- Supplied passage

:::

Data Collection Pipeline

Overview

In this project, I will make a Data Collection pipeline, in which tabular data and images are collected from a website and stored in a relational database and data lake, respectively, in the cloud. After testing, I will use Docker to containerise the application and deploy it to an EC2 instance, to make it scalable. Using GitHub Actions, I will set up a CI/CD pipeline to push a new Docker image when any chances are made to the code. The container will be monitored with Prometheus and I will create dashboards to visualise those metrics using Grafana.

Progress to date

I have created a general webscraper module that uses Selenium and Requests to extract data from a website. I have also made two further modules, which contain scrapers for particular websites (see below for more detail). Currently the data is collected and stored locally in a json file, but once unit and integration testing is complete, this will be uploaded to AWS.

:::

- Listed entries
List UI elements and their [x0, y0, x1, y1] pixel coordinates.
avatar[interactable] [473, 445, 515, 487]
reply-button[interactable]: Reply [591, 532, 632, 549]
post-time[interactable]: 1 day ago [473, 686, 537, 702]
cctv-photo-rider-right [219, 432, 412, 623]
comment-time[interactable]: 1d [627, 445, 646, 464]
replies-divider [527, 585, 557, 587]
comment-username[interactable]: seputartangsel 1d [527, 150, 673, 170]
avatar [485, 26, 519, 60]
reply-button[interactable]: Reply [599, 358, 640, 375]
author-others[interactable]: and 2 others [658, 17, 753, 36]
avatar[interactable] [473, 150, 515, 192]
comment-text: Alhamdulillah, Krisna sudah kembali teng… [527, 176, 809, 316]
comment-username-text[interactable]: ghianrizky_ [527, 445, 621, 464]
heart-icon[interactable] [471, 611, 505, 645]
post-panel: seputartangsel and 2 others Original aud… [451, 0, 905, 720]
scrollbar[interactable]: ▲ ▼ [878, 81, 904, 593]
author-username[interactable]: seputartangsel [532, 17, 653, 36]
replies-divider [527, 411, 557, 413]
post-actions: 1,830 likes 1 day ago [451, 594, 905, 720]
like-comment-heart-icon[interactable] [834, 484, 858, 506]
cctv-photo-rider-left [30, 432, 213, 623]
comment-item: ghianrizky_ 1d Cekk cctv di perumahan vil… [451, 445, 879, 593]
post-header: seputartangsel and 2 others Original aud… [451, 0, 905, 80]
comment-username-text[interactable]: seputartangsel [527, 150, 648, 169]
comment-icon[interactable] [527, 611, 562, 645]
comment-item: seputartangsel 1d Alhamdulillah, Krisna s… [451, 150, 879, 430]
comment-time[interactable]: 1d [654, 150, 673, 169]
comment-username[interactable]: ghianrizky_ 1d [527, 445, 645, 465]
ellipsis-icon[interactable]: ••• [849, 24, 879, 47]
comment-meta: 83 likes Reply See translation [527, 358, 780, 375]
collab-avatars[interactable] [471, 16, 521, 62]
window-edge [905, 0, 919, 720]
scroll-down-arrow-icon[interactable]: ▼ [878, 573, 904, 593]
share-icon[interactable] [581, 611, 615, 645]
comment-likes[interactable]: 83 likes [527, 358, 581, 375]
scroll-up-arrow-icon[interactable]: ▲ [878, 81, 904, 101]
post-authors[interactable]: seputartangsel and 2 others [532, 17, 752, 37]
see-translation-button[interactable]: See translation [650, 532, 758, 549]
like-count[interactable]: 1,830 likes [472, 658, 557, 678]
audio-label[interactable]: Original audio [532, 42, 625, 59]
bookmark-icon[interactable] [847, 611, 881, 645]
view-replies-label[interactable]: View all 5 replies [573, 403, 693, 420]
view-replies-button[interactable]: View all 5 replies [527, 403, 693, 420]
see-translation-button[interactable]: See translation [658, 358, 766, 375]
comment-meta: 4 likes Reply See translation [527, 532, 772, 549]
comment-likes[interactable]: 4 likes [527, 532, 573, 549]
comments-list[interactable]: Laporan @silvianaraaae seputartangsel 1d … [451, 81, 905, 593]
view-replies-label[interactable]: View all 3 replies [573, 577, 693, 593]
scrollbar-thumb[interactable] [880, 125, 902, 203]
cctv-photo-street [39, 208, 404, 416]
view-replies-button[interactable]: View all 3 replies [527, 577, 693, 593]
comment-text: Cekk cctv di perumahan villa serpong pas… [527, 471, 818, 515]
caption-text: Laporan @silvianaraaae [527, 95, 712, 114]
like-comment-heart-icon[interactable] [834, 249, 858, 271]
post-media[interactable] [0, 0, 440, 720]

:::

- Set of tasks
1. Update the data collection pipeline write-up starting with "Progress to date" and going on through "uploaded to AWS.", putting "Playwright" in place of "Selenium".
2. According to the data collection pipeline write-up, which tool will be used to monitor the container?
3. Continue the data collection pipeline write-up from its final sentence.

- Expected results
1.
Progress to date

I have created a general webscraper module that uses Playwright and Requests to extract data from a website. I have also made two further modules, which contain scrapers for particular websites (see below for more detail). Currently the data is collected and stored locally in a json file, but once unit and integration testing is complete, this will be uploaded to AWS.

2. Prometheus

3.
Websites

The two websites I wanted to scrape were:

https://inspirassion.com/es/

This website is a collocations dictionary. Collocations are combinations of words that sound natural to a native speaker, e.g. in English, we say 'heavy rain', not 'strong rain.' As a former English teacher, I understand the value of learning collocations and as a current Spanish student, I was interested in scraping this website to get a collection of verbs and adjectives that collocate with a particular noun. I have decided to focus my search on abstract nouns, such as 'libertad' (freedom) and 'curiosidad' (curiosity), as I felt this was a gap in my knowledge at my current level.
https://ideas.lego.com

This is the Lego Ideas website. Anyone can submit an idea for a Lego project and if it receives enough support, it will get made into a real Lego set. I love browsing this website and seeing all the amazing designs.

Web scraper

I created a general Scraper class using Selenium and Requests. In the constructor, the Selenium Chrome webdriver is initialised. WebDriverManager, in this case ChromeDriverManager, is used to automate the management of the drivers required by Selenium WebDriver.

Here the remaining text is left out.